Dataset entries:

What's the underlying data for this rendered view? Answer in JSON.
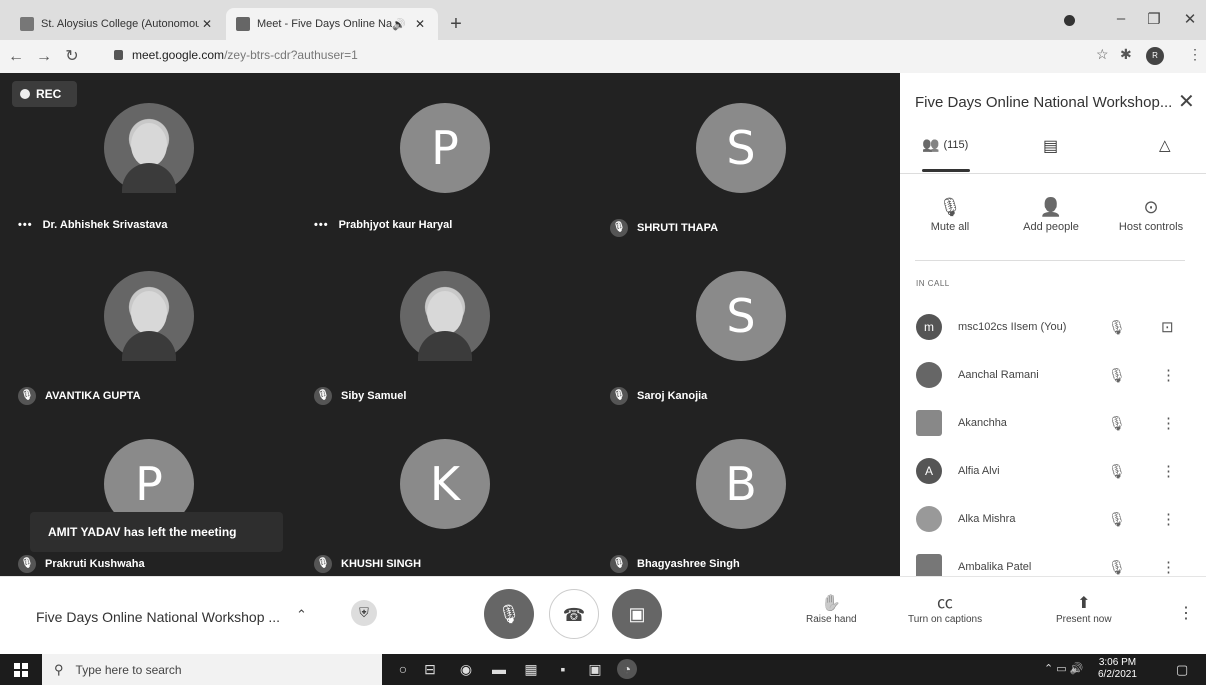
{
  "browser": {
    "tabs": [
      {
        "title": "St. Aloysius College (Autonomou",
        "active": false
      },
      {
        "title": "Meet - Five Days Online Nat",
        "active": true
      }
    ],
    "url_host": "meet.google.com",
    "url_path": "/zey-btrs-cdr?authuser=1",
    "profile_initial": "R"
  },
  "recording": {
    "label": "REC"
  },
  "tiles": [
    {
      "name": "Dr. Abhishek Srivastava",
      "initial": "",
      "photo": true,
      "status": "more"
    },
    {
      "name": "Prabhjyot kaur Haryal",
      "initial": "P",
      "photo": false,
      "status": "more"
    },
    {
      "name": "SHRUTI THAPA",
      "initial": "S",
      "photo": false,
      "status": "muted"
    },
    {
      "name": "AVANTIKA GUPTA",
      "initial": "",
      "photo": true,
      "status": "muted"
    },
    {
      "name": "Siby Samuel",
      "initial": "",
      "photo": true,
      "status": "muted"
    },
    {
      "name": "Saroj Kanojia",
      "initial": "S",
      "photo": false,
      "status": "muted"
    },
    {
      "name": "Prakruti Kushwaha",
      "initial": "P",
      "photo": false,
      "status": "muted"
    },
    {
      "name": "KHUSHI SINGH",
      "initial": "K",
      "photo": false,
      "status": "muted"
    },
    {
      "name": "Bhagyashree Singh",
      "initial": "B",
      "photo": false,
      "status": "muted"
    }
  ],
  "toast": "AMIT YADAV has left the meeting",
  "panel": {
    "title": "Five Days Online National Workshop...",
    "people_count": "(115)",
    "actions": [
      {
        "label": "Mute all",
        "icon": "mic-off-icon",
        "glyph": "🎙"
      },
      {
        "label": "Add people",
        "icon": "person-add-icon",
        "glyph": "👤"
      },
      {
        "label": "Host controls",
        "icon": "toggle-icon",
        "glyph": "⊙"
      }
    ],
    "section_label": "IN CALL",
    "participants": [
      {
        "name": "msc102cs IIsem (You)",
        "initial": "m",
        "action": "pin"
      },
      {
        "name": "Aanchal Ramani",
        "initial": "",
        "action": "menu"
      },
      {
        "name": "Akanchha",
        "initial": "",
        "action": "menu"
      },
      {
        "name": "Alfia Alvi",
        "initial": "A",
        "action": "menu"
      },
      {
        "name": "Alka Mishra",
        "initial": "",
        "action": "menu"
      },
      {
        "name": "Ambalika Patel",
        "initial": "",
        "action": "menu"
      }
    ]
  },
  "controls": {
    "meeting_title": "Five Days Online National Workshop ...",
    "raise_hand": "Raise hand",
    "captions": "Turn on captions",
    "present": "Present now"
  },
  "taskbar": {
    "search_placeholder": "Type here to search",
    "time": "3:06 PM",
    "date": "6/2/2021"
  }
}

Your instructions:
Select the lines in this material that hold the word "Workshop", leaving none out.

Response to the exercise:
    "title": "Five Days Online National Workshop...",
    "meeting_title": "Five Days Online National Workshop ...",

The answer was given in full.